=== LISTED ENTRIES ===
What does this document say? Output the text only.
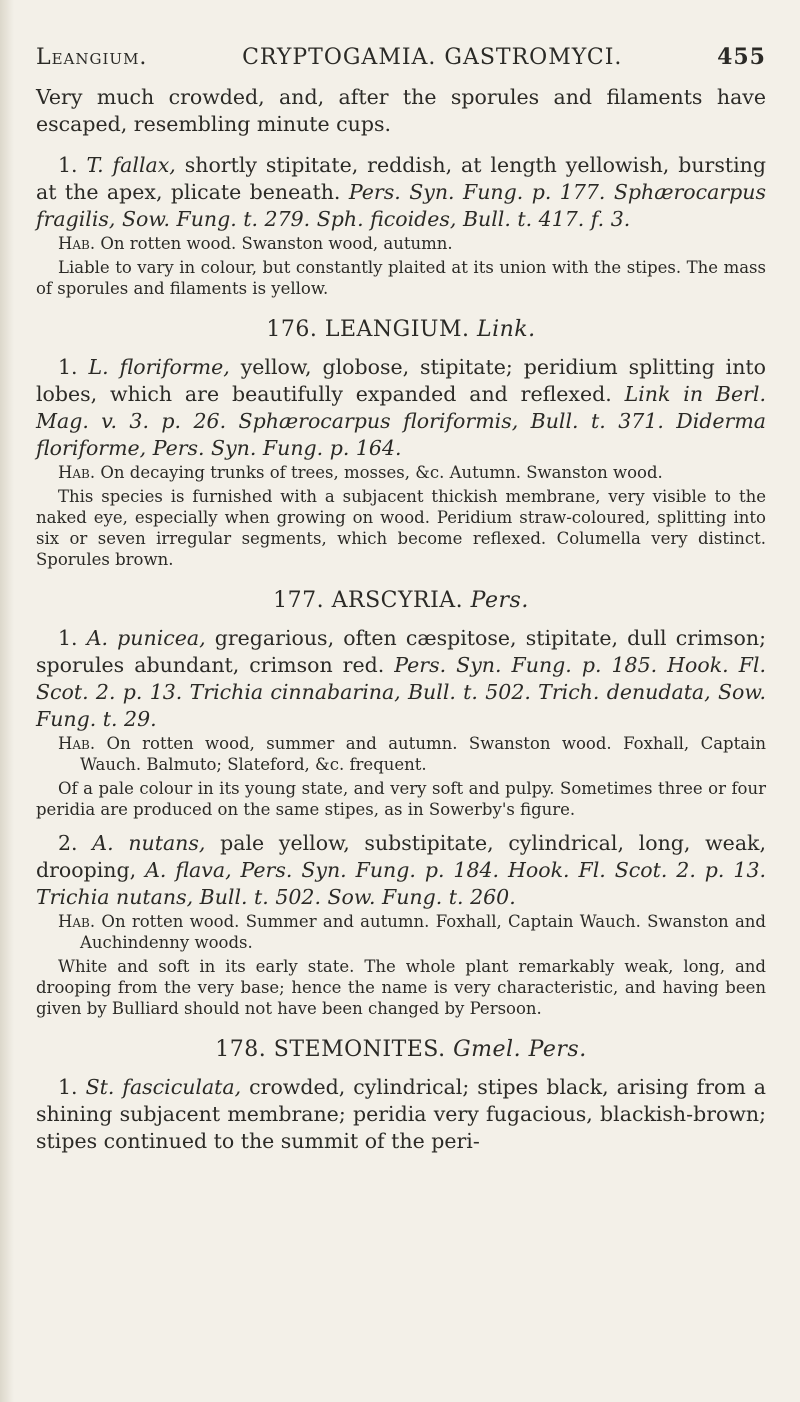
Leangium.	CRYPTOGAMIA. GASTROMYCI.	455

Very much crowded, and, after the sporules and filaments have escaped, resembling minute cups.

1. T. fallax, shortly stipitate, reddish, at length yellowish, bursting at the apex, plicate beneath. Pers. Syn. Fung. p. 177. Sphærocarpus fragilis, Sow. Fung. t. 279. Sph. ficoides, Bull. t. 417. f. 3.

Hab. On rotten wood. Swanston wood, autumn.

Liable to vary in colour, but constantly plaited at its union with the stipes. The mass of sporules and filaments is yellow.

176. LEANGIUM. Link.

1. L. floriforme, yellow, globose, stipitate; peridium splitting into lobes, which are beautifully expanded and reflexed. Link in Berl. Mag. v. 3. p. 26. Sphærocarpus floriformis, Bull. t. 371. Diderma floriforme, Pers. Syn. Fung. p. 164.

Hab. On decaying trunks of trees, mosses, &c. Autumn. Swanston wood.

This species is furnished with a subjacent thickish membrane, very visible to the naked eye, especially when growing on wood. Peridium straw-coloured, splitting into six or seven irregular segments, which become reflexed. Columella very distinct. Sporules brown.

177. ARSCYRIA. Pers.

1. A. punicea, gregarious, often cæspitose, stipitate, dull crimson; sporules abundant, crimson red. Pers. Syn. Fung. p. 185. Hook. Fl. Scot. 2. p. 13. Trichia cinnabarina, Bull. t. 502. Trich. denudata, Sow. Fung. t. 29.

Hab. On rotten wood, summer and autumn. Swanston wood. Foxhall, Captain Wauch. Balmuto; Slateford, &c. frequent.

Of a pale colour in its young state, and very soft and pulpy. Sometimes three or four peridia are produced on the same stipes, as in Sowerby's figure.

2. A. nutans, pale yellow, substipitate, cylindrical, long, weak, drooping, A. flava, Pers. Syn. Fung. p. 184. Hook. Fl. Scot. 2. p. 13. Trichia nutans, Bull. t. 502. Sow. Fung. t. 260.

Hab. On rotten wood. Summer and autumn. Foxhall, Captain Wauch. Swanston and Auchindenny woods.

White and soft in its early state. The whole plant remarkably weak, long, and drooping from the very base; hence the name is very characteristic, and having been given by Bulliard should not have been changed by Persoon.

178. STEMONITES. Gmel. Pers.

1. St. fasciculata, crowded, cylindrical; stipes black, arising from a shining subjacent membrane; peridia very fugacious, blackish-brown; stipes continued to the summit of the peri-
===
TASK BRIEF ▸
Write out the listing word for word, omitting the pictures it holds.

RESPONSE TO THE EXERCISE ▸
What does this document say? Output the text only.
Leangium.	CRYPTOGAMIA. GASTROMYCI.	455

Very much crowded, and, after the sporules and filaments have escaped, resembling minute cups.

1. T. fallax, shortly stipitate, reddish, at length yellowish, bursting at the apex, plicate beneath. Pers. Syn. Fung. p. 177. Sphærocarpus fragilis, Sow. Fung. t. 279. Sph. ficoides, Bull. t. 417. f. 3.

Hab. On rotten wood. Swanston wood, autumn.

Liable to vary in colour, but constantly plaited at its union with the stipes. The mass of sporules and filaments is yellow.

176. LEANGIUM. Link.

1. L. floriforme, yellow, globose, stipitate; peridium splitting into lobes, which are beautifully expanded and reflexed. Link in Berl. Mag. v. 3. p. 26. Sphærocarpus floriformis, Bull. t. 371. Diderma floriforme, Pers. Syn. Fung. p. 164.

Hab. On decaying trunks of trees, mosses, &c. Autumn. Swanston wood.

This species is furnished with a subjacent thickish membrane, very visible to the naked eye, especially when growing on wood. Peridium straw-coloured, splitting into six or seven irregular segments, which become reflexed. Columella very distinct. Sporules brown.

177. ARSCYRIA. Pers.

1. A. punicea, gregarious, often cæspitose, stipitate, dull crimson; sporules abundant, crimson red. Pers. Syn. Fung. p. 185. Hook. Fl. Scot. 2. p. 13. Trichia cinnabarina, Bull. t. 502. Trich. denudata, Sow. Fung. t. 29.

Hab. On rotten wood, summer and autumn. Swanston wood. Foxhall, Captain Wauch. Balmuto; Slateford, &c. frequent.

Of a pale colour in its young state, and very soft and pulpy. Sometimes three or four peridia are produced on the same stipes, as in Sowerby's figure.

2. A. nutans, pale yellow, substipitate, cylindrical, long, weak, drooping, A. flava, Pers. Syn. Fung. p. 184. Hook. Fl. Scot. 2. p. 13. Trichia nutans, Bull. t. 502. Sow. Fung. t. 260.

Hab. On rotten wood. Summer and autumn. Foxhall, Captain Wauch. Swanston and Auchindenny woods.

White and soft in its early state. The whole plant remarkably weak, long, and drooping from the very base; hence the name is very characteristic, and having been given by Bulliard should not have been changed by Persoon.

178. STEMONITES. Gmel. Pers.

1. St. fasciculata, crowded, cylindrical; stipes black, arising from a shining subjacent membrane; peridia very fugacious, blackish-brown; stipes continued to the summit of the peri-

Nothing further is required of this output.